**Material to process:**

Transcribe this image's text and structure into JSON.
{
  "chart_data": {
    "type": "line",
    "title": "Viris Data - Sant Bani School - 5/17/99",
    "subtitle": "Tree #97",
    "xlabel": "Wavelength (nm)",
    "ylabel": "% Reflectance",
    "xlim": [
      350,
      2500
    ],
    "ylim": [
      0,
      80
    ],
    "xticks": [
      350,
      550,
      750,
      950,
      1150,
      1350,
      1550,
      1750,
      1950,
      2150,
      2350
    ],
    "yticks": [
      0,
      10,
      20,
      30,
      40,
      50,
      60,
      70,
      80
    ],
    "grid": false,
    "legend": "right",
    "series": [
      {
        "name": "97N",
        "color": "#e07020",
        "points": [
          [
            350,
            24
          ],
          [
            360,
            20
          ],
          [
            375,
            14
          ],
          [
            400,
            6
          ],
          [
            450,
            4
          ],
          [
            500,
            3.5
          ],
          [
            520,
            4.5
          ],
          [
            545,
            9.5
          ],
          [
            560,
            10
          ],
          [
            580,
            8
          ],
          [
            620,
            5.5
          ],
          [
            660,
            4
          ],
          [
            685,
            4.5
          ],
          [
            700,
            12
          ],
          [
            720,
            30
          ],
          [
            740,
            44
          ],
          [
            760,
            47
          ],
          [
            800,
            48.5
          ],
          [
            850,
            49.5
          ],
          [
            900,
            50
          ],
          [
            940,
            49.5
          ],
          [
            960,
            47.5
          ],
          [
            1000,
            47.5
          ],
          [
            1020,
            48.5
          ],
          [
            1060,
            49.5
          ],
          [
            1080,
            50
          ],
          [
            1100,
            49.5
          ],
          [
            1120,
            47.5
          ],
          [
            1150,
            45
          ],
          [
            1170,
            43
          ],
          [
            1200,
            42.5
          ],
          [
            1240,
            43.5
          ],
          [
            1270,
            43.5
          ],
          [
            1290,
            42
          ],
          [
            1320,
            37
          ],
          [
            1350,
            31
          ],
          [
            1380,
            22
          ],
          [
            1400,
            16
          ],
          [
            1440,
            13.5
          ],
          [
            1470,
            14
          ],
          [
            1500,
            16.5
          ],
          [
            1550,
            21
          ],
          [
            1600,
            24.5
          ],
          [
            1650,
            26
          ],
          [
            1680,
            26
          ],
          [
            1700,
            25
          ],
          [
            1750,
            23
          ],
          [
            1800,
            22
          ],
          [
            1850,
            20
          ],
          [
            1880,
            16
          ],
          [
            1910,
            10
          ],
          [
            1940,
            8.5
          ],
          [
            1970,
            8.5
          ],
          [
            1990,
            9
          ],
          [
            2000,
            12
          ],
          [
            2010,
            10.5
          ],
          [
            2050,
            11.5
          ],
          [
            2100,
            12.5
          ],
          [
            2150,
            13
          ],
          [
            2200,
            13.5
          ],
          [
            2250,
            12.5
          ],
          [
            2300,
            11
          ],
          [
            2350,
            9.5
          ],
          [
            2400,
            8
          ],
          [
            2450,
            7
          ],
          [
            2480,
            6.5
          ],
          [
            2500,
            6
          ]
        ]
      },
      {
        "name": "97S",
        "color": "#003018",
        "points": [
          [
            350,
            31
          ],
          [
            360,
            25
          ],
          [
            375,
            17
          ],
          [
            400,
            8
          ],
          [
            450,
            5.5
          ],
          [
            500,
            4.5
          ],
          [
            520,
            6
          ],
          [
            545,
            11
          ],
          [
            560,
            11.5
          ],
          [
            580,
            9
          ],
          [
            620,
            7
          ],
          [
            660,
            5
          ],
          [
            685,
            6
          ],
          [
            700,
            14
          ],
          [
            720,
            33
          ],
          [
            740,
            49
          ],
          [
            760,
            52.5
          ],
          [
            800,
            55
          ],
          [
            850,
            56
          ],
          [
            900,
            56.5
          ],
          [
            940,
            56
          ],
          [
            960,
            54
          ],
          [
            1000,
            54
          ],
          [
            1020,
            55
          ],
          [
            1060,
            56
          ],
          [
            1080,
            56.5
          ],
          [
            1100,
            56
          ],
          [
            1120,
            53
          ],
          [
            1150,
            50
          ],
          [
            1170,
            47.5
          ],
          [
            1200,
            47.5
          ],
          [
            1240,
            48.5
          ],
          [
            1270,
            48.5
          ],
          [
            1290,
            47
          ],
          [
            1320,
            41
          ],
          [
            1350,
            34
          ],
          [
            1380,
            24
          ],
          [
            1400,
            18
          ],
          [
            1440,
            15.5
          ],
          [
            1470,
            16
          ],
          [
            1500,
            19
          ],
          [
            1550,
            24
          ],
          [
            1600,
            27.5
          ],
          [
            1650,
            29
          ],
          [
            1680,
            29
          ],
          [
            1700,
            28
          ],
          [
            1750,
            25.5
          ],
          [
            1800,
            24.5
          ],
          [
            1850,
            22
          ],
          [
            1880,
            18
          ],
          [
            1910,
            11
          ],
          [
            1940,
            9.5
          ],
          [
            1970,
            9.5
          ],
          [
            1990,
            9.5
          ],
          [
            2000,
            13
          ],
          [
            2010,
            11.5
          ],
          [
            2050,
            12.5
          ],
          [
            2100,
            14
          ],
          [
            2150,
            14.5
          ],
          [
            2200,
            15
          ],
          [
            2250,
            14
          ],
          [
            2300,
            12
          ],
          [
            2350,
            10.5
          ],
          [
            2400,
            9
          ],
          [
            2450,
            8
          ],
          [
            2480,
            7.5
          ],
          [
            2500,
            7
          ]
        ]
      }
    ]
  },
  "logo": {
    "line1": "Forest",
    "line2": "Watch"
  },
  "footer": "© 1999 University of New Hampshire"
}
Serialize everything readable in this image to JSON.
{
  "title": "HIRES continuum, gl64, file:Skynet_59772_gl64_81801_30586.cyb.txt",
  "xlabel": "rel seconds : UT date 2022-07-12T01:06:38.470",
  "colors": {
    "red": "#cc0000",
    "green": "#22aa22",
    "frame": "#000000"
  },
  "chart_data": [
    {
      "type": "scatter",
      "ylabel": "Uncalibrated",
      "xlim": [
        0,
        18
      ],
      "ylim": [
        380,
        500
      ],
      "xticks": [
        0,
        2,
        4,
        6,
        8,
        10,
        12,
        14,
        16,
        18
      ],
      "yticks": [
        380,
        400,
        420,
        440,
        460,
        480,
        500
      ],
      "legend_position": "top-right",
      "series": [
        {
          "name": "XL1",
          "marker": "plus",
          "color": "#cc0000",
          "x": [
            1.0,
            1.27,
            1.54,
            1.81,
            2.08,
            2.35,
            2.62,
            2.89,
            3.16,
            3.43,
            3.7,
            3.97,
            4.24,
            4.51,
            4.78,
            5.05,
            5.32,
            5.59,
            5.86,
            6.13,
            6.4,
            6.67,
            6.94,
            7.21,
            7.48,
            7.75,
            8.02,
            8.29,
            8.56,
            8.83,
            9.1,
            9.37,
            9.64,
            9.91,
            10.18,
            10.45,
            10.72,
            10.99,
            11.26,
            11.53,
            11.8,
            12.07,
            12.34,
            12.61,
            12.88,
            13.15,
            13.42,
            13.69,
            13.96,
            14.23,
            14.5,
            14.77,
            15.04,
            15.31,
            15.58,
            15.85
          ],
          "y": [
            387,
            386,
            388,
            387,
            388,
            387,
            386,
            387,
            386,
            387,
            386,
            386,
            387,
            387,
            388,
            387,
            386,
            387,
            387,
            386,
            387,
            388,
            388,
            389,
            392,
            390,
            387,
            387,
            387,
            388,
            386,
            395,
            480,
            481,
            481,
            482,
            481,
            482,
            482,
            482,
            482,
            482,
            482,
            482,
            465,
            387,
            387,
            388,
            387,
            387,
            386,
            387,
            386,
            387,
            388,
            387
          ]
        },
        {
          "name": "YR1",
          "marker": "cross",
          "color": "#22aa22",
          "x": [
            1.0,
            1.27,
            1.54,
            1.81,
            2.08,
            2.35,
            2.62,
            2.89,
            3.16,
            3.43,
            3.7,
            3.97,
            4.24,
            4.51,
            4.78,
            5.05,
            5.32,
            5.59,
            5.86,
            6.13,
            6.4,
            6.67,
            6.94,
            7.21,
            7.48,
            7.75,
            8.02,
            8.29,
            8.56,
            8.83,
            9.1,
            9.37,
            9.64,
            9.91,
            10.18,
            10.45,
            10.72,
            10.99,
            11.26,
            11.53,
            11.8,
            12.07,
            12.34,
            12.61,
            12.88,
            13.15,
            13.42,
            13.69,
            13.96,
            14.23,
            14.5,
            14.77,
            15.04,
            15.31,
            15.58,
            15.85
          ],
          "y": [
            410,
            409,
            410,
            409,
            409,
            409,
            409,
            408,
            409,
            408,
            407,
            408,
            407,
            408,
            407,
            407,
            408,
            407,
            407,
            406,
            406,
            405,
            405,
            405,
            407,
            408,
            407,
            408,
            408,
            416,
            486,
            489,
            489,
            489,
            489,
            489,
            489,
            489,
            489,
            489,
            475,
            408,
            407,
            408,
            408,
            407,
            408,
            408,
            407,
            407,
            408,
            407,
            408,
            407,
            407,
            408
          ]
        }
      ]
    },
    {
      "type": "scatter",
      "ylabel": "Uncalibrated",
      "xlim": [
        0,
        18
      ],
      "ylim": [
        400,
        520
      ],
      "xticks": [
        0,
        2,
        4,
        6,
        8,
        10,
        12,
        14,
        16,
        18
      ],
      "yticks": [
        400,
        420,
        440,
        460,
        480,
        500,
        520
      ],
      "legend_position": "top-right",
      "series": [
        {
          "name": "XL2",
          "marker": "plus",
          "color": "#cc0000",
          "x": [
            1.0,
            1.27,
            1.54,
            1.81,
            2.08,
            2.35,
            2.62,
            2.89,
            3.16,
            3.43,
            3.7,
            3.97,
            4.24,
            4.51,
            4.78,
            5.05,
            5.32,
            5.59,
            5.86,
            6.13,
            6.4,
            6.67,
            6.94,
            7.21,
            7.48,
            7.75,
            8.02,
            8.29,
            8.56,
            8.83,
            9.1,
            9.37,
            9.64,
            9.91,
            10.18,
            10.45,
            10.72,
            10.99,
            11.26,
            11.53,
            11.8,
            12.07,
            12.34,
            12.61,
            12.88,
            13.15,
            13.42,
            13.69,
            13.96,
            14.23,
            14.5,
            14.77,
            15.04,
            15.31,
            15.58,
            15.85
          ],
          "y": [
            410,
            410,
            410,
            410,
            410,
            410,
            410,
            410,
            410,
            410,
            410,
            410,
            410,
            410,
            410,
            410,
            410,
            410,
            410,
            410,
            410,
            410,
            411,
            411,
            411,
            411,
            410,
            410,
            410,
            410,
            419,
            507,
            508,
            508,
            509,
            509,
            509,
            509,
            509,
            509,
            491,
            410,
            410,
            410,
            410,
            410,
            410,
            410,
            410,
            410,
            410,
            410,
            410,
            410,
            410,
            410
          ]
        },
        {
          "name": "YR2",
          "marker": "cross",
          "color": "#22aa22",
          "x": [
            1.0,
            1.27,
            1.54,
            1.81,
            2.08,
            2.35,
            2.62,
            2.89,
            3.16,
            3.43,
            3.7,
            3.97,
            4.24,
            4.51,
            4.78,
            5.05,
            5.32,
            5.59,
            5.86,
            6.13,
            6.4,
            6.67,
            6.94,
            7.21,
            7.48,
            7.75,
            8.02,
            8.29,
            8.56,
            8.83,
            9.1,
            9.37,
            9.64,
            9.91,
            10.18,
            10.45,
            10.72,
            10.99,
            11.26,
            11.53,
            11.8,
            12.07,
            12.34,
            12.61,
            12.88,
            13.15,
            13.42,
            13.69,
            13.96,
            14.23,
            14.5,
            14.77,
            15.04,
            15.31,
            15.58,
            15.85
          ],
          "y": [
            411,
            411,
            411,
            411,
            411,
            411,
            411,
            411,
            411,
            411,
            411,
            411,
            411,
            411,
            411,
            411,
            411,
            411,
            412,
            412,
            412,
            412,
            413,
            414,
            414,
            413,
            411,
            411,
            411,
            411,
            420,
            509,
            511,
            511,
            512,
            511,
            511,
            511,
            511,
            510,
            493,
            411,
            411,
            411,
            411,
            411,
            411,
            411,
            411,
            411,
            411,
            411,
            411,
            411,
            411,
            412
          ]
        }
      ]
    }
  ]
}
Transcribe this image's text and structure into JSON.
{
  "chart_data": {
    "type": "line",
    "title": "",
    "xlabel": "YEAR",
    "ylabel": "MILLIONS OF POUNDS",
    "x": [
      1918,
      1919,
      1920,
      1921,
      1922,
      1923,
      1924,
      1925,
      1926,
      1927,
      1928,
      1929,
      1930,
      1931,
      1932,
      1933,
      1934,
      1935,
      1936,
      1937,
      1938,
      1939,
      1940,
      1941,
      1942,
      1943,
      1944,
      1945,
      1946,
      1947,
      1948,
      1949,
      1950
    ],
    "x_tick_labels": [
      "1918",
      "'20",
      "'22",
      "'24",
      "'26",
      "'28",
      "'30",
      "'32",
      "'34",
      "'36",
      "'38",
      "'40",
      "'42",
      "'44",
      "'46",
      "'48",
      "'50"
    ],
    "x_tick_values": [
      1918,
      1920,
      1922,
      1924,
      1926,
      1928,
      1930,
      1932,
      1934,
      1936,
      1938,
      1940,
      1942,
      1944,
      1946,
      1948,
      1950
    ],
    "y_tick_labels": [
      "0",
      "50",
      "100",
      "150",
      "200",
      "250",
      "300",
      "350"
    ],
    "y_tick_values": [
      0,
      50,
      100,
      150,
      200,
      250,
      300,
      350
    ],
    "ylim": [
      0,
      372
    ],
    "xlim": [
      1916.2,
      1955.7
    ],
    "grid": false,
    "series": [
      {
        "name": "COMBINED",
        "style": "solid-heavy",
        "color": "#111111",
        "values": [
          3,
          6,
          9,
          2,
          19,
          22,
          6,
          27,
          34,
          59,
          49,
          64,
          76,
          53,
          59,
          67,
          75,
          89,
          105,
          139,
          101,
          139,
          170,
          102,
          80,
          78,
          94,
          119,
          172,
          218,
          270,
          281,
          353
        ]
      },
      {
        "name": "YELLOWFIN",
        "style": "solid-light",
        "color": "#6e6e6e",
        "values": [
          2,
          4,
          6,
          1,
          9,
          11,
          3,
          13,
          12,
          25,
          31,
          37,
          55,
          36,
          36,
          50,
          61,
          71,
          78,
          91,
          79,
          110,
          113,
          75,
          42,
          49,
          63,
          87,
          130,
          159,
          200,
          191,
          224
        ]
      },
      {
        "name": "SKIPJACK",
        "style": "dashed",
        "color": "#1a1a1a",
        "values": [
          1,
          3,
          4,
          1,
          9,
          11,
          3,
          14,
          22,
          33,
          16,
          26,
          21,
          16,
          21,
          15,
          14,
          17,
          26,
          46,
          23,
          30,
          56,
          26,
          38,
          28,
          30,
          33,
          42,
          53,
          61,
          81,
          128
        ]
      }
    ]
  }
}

**Given exercise:**
Show the lines of the material that contain the word "xlabel".

**Solution below:**
    "xlabel": "Wavelength (nm)",
  "xlabel": "rel seconds : UT date 2022-07-12T01:06:38.470",
    "xlabel": "YEAR",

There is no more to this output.